Search the data for the string "icon" and extract every line where it appears.

Stored data entries

>>>>>

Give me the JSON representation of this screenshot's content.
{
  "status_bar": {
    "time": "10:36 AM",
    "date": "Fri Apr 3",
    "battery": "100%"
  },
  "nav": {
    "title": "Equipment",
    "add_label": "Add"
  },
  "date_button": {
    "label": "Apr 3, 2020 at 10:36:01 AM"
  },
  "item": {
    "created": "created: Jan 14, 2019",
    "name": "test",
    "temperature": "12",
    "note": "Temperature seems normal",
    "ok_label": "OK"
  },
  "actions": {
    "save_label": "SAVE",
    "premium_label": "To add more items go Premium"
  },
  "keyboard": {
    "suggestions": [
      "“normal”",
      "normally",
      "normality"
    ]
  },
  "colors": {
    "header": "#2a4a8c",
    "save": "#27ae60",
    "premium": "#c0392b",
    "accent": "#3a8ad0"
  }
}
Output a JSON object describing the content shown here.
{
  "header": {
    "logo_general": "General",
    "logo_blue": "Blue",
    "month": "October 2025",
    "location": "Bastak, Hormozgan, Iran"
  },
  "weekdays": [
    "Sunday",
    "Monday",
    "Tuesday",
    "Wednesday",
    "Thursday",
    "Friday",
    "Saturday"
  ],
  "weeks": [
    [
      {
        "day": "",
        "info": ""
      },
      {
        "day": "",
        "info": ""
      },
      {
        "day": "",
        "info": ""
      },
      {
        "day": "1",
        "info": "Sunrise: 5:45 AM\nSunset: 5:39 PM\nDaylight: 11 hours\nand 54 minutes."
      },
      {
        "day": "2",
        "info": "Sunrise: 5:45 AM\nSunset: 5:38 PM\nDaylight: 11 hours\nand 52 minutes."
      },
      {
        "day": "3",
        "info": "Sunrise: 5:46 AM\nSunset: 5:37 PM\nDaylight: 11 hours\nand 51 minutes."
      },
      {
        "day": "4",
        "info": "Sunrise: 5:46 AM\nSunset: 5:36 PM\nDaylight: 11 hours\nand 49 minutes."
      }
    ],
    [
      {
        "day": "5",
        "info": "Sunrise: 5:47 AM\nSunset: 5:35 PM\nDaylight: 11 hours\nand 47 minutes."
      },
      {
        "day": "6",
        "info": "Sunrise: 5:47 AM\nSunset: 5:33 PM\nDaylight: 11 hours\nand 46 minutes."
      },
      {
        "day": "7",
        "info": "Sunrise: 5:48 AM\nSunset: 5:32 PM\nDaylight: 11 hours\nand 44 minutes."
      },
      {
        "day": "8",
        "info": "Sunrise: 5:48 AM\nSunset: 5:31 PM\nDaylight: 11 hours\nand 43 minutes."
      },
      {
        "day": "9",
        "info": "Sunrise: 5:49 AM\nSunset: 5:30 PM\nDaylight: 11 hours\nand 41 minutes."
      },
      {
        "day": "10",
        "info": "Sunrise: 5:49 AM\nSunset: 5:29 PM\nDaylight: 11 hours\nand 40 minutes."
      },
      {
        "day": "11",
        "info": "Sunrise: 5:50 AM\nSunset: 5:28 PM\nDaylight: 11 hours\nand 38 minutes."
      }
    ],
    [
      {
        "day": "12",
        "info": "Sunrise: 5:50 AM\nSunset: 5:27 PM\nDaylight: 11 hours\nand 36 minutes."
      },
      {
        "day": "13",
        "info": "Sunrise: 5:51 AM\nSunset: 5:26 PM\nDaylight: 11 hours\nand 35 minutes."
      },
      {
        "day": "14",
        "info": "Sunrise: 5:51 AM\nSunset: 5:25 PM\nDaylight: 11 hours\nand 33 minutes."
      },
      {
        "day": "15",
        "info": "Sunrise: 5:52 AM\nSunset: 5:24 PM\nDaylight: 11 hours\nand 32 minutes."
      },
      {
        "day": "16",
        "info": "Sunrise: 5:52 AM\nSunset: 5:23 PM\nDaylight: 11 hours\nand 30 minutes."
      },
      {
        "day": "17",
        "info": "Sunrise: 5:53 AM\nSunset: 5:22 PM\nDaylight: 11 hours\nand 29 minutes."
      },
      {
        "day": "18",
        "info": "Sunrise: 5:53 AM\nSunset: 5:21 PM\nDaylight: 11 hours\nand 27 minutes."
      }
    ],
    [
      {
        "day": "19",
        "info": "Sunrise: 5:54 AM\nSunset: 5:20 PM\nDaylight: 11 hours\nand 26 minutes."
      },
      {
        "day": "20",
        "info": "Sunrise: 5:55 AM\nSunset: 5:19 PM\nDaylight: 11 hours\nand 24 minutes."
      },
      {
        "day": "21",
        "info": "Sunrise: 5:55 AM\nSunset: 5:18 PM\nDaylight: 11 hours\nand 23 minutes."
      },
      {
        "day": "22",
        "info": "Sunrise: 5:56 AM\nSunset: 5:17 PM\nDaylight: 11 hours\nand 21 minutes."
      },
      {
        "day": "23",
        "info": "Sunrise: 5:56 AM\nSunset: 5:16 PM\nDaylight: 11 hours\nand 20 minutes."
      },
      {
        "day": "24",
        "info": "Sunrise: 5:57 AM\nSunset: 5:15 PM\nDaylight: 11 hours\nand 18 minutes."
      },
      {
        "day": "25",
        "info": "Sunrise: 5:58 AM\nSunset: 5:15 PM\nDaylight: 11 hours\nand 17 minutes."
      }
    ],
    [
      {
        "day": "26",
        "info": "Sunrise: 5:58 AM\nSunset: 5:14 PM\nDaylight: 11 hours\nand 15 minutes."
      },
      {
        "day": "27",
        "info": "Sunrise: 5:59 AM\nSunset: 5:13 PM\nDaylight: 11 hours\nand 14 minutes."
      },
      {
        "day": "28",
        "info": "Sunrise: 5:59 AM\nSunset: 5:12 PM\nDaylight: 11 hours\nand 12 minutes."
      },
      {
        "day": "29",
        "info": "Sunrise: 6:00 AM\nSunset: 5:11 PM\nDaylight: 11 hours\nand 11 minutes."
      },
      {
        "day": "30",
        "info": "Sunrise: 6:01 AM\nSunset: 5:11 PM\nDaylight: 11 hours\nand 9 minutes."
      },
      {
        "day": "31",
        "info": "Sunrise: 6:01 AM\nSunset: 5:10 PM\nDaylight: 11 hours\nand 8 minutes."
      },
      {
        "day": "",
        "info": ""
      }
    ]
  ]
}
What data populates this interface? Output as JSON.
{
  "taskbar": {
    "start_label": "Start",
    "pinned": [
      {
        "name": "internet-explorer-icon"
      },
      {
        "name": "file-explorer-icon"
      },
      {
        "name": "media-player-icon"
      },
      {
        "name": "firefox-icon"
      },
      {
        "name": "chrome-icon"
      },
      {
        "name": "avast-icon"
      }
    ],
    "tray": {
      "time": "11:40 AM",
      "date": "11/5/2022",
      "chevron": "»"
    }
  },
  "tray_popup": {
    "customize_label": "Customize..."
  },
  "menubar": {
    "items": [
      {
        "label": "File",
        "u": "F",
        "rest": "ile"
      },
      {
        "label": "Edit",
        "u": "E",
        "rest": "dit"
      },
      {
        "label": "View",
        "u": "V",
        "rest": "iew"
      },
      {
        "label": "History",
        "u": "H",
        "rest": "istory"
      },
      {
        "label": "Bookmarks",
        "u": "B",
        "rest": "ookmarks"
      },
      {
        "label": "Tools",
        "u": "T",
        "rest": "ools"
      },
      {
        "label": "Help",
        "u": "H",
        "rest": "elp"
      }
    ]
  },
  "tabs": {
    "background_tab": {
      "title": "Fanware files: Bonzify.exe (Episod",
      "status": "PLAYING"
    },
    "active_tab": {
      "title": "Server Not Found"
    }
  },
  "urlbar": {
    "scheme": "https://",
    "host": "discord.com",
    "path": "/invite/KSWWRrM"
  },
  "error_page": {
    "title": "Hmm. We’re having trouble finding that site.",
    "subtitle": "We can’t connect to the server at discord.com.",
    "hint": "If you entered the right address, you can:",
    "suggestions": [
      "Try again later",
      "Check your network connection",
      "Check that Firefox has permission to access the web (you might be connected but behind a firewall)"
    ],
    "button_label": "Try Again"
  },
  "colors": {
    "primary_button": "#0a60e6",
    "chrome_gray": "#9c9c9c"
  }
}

<<<<<

*Task answer:*
        "name": "internet-explorer-icon"
        "name": "file-explorer-icon"
        "name": "media-player-icon"
        "name": "firefox-icon"
        "name": "chrome-icon"
        "name": "avast-icon"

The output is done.